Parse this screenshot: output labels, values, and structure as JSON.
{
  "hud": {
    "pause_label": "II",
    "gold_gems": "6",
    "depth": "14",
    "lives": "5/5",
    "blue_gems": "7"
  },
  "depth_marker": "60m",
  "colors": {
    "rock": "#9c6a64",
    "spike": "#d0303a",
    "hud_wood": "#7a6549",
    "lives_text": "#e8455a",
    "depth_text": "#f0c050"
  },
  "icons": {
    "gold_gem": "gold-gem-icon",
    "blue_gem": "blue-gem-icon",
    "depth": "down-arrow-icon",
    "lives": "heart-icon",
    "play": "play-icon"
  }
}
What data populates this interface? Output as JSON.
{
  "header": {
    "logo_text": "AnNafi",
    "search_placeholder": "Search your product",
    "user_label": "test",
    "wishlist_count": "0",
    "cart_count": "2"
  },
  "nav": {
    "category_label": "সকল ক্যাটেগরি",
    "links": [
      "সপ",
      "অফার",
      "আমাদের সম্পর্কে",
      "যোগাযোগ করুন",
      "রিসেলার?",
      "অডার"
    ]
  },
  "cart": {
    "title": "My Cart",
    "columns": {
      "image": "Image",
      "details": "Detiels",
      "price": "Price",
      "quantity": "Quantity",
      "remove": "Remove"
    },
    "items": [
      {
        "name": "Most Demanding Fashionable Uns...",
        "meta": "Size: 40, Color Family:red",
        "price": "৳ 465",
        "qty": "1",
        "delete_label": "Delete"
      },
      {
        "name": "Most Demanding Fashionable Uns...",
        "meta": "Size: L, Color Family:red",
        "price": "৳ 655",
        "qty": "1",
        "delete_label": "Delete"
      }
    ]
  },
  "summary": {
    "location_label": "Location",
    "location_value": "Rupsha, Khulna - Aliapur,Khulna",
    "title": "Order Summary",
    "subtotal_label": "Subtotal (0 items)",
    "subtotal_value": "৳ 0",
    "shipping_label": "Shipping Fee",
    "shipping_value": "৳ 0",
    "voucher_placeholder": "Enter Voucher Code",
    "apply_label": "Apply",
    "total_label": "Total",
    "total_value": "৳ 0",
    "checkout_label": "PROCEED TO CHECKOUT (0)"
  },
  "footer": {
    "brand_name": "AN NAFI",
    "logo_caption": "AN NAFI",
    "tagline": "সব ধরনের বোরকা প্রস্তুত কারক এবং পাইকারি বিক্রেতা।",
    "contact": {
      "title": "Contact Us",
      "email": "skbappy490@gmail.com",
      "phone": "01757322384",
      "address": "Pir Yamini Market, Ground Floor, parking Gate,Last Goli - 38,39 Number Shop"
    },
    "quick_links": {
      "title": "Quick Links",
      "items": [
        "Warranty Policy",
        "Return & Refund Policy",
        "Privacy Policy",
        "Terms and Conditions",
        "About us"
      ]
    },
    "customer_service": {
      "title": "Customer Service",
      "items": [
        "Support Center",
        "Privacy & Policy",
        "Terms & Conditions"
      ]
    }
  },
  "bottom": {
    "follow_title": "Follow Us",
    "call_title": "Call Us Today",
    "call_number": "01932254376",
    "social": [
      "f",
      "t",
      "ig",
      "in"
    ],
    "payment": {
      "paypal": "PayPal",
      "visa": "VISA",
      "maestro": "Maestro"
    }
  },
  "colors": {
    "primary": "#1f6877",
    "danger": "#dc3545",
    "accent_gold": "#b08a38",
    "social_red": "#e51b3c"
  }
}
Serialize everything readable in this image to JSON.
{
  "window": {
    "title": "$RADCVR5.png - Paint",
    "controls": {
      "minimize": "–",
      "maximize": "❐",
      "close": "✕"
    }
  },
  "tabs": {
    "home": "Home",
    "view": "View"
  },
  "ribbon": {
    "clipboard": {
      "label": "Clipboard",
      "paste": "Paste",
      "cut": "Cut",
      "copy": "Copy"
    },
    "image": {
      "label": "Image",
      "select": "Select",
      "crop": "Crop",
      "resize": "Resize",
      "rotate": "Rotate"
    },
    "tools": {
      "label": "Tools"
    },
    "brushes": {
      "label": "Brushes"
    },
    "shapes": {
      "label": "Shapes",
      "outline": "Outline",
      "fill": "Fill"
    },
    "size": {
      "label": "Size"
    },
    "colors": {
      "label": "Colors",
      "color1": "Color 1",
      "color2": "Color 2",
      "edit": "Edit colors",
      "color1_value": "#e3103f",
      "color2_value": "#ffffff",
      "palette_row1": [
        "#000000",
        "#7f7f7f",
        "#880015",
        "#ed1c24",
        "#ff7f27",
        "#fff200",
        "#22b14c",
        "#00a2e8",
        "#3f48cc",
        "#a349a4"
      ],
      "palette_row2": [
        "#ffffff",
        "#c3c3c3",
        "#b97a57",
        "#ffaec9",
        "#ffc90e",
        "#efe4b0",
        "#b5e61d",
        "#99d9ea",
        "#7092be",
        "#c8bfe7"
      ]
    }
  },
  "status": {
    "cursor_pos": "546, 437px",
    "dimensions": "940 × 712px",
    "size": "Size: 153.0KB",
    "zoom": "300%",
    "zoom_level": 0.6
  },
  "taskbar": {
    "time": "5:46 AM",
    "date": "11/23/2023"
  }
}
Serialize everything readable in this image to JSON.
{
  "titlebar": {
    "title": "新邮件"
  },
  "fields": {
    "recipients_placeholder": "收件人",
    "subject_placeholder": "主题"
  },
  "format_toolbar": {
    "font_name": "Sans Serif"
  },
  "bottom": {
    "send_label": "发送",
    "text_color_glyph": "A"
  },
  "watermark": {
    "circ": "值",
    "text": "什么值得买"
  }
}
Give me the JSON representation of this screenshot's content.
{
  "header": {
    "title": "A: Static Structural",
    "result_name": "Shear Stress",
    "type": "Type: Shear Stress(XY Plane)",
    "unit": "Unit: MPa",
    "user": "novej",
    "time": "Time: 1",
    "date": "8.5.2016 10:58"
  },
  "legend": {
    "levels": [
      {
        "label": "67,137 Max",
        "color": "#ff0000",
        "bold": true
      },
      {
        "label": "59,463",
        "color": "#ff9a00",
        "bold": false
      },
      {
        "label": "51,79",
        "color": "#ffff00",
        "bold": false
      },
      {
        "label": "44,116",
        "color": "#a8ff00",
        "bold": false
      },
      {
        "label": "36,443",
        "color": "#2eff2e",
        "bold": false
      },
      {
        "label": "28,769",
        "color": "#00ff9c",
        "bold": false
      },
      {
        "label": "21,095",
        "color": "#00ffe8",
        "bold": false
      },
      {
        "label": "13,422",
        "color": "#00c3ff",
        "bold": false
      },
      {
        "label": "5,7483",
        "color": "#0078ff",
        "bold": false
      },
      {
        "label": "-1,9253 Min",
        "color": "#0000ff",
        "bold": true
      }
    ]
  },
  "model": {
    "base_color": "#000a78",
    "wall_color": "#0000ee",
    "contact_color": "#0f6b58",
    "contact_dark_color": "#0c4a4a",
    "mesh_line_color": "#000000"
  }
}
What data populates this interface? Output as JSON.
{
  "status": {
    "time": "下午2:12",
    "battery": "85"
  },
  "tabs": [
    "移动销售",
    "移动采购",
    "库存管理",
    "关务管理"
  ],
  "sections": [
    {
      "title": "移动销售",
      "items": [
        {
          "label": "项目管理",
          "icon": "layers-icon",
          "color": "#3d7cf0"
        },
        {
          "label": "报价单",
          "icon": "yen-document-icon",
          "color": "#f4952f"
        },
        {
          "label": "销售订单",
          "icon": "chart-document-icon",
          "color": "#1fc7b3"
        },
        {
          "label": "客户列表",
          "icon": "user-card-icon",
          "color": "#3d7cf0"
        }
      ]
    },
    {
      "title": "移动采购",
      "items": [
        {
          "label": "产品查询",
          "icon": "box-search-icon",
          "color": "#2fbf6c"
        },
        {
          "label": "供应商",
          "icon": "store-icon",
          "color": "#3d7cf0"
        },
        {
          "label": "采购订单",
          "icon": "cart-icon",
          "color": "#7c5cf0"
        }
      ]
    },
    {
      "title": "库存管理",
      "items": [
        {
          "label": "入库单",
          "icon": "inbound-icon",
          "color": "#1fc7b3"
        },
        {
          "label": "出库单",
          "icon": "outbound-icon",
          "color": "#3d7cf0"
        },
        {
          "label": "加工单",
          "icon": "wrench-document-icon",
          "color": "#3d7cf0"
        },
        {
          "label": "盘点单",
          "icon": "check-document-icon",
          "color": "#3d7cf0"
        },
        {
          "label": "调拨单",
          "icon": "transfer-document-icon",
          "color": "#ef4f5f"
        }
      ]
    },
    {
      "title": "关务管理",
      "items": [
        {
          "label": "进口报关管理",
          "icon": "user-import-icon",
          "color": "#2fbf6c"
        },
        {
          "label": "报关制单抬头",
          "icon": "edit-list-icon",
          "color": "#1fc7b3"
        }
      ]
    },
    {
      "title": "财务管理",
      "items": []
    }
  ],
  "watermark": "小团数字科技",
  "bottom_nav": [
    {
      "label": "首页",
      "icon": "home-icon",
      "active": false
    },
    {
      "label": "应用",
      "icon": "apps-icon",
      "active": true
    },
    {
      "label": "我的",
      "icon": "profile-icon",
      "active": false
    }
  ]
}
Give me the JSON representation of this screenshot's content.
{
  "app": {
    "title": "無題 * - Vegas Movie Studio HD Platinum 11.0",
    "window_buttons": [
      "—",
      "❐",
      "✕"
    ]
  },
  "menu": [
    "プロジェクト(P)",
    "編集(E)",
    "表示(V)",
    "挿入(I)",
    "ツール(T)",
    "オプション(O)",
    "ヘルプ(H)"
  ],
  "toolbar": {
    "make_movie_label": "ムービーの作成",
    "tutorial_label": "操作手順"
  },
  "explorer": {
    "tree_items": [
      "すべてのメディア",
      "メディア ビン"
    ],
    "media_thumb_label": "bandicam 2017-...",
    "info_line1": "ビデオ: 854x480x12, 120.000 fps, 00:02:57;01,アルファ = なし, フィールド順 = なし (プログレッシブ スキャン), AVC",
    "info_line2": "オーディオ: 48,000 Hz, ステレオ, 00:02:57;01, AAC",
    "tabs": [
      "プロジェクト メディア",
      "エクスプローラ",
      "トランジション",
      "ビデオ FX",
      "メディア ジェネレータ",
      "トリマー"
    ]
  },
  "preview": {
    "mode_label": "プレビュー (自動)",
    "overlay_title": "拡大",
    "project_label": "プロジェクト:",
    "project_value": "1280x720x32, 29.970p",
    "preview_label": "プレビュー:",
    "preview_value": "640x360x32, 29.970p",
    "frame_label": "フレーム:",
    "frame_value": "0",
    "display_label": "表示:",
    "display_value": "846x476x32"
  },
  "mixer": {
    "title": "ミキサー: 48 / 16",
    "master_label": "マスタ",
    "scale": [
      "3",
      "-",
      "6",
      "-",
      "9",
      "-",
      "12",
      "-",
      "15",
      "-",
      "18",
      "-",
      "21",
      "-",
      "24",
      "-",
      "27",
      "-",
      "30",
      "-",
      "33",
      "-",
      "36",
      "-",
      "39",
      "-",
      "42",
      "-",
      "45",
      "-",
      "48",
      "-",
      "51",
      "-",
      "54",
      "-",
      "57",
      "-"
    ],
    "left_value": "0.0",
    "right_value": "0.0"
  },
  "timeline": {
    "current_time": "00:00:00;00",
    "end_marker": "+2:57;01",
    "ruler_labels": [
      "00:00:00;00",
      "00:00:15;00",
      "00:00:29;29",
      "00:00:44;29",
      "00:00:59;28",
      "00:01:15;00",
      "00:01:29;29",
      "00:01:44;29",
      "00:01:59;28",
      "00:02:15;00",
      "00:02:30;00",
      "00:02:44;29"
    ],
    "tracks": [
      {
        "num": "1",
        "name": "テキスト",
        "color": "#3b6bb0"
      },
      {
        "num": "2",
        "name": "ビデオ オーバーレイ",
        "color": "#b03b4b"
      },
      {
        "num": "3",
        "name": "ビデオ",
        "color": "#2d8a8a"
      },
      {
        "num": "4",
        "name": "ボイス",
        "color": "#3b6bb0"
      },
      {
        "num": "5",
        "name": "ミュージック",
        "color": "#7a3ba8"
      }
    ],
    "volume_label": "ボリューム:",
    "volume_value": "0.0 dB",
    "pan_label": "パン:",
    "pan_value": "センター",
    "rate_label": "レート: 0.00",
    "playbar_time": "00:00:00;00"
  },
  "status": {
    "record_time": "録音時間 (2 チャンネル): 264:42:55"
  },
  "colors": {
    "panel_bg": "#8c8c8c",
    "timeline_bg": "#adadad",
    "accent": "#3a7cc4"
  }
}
__________________________________________________
## Objective
Only the number is wanted: how many lines in the data include the string "プレビュー"?

## Solution below
2